### GIVEN EXERCISE
Copy out the rows word for word, from the line holding "937, 80, 992]" through the line holding "1310, 693, 1500]", both included.

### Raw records
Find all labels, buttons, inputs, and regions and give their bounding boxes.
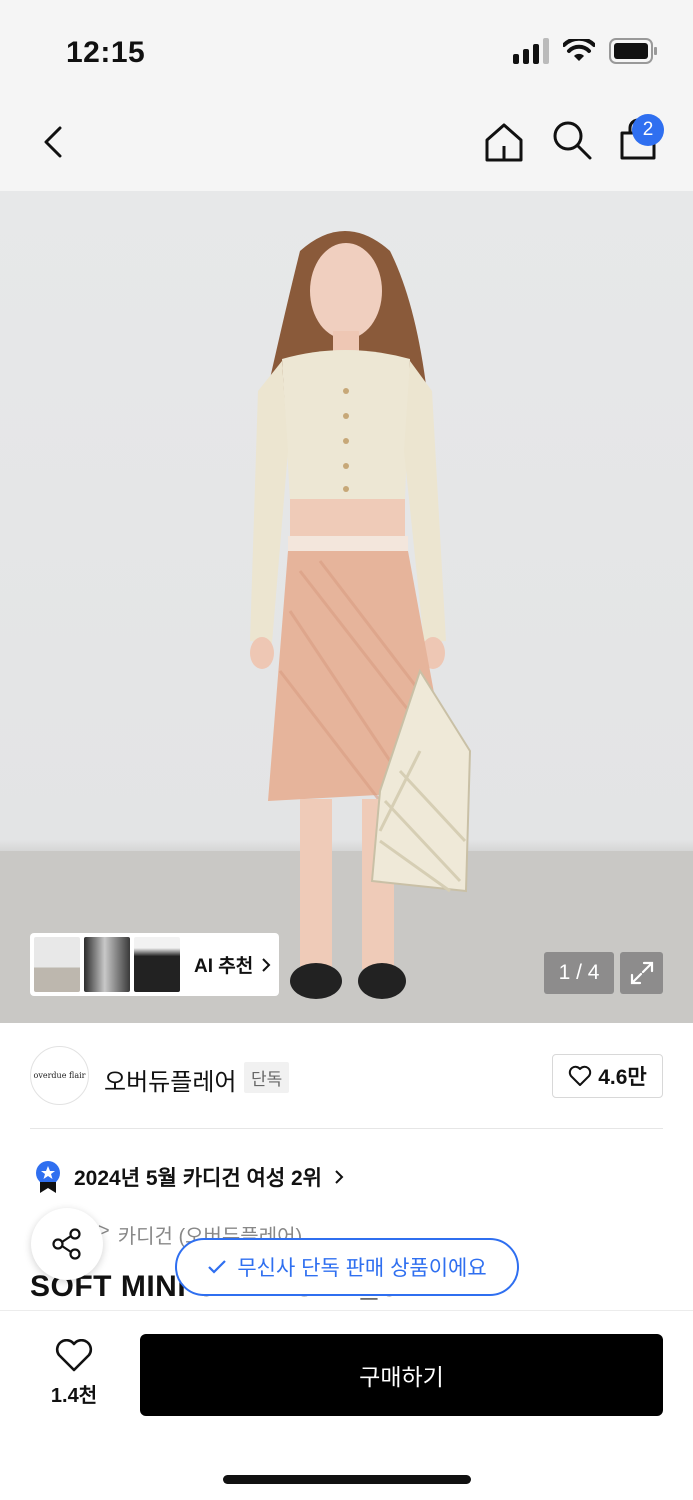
recommend-thumbnail-1[interactable]	[34, 937, 80, 992]
image-page-counter: 1 / 4	[544, 952, 614, 994]
ranking-badge-icon	[36, 1161, 60, 1193]
cellular-signal-icon	[513, 38, 549, 64]
status-icons	[513, 38, 659, 64]
exclusive-tag: 단독	[244, 1062, 290, 1093]
bottom-purchase-bar: 1.4천 구매하기	[0, 1310, 693, 1500]
ranking-link[interactable]: 2024년 5월 카디건 여성 2위	[34, 1160, 344, 1194]
ai-recommend-label: AI 추천	[194, 956, 254, 977]
home-icon[interactable]	[482, 120, 526, 164]
heart-icon	[55, 1339, 93, 1372]
check-icon	[208, 1260, 227, 1274]
recommend-thumbnail-3[interactable]	[134, 937, 180, 992]
wifi-icon	[563, 39, 595, 61]
ai-recommend-strip[interactable]: AI 추천	[30, 933, 279, 996]
status-time: 12:15	[66, 36, 146, 69]
expand-icon	[630, 961, 653, 985]
toast-text: 무신사 단독 판매 상품이에요	[237, 1257, 487, 1280]
ranking-text: 2024년 5월 카디건 여성 2위	[74, 1167, 322, 1190]
status-bar: 12:15	[0, 0, 693, 96]
brand-like-count: 4.6만	[598, 1066, 647, 1089]
chevron-right-icon	[335, 1170, 344, 1184]
recommend-thumbnail-2[interactable]	[84, 937, 130, 992]
heart-icon	[569, 1065, 592, 1086]
share-icon	[52, 1228, 81, 1260]
product-image-gallery[interactable]: AI 추천 1 / 4	[0, 191, 693, 1023]
brand-name[interactable]: 오버듀플레어	[104, 1062, 236, 1097]
cart-count-badge: 2	[632, 114, 664, 146]
brand-logo[interactable]: overdue flair	[30, 1046, 89, 1105]
battery-icon	[609, 38, 657, 64]
wishlist-count: 1.4천	[50, 1385, 98, 1407]
product-photo	[0, 231, 693, 1023]
buy-button[interactable]: 구매하기	[140, 1334, 663, 1416]
share-button[interactable]	[31, 1208, 103, 1280]
chevron-right-icon	[262, 957, 271, 972]
ai-recommend-link[interactable]: AI 추천	[194, 951, 271, 978]
back-arrow-icon[interactable]	[36, 120, 72, 164]
brand-like-button[interactable]: 4.6만	[552, 1054, 663, 1098]
home-indicator	[223, 1475, 471, 1484]
exclusive-toast: 무신사 단독 판매 상품이에요	[175, 1238, 519, 1296]
expand-image-button[interactable]	[620, 952, 663, 994]
search-icon[interactable]	[550, 118, 594, 162]
divider	[30, 1128, 663, 1129]
brand-row: overdue flair 오버듀플레어 단독 4.6만	[30, 1046, 663, 1106]
top-nav-bar	[0, 96, 693, 191]
wishlist-button[interactable]: 1.4천	[40, 1339, 108, 1408]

### COMPLETE ANSWER
recommend-thumbnail-1[interactable]	[34, 937, 80, 992]
image-page-counter: 1 / 4	[544, 952, 614, 994]
ranking-badge-icon	[36, 1161, 60, 1193]
cellular-signal-icon	[513, 38, 549, 64]
status-icons	[513, 38, 659, 64]
exclusive-tag: 단독	[244, 1062, 290, 1093]
bottom-purchase-bar: 1.4천 구매하기	[0, 1310, 693, 1500]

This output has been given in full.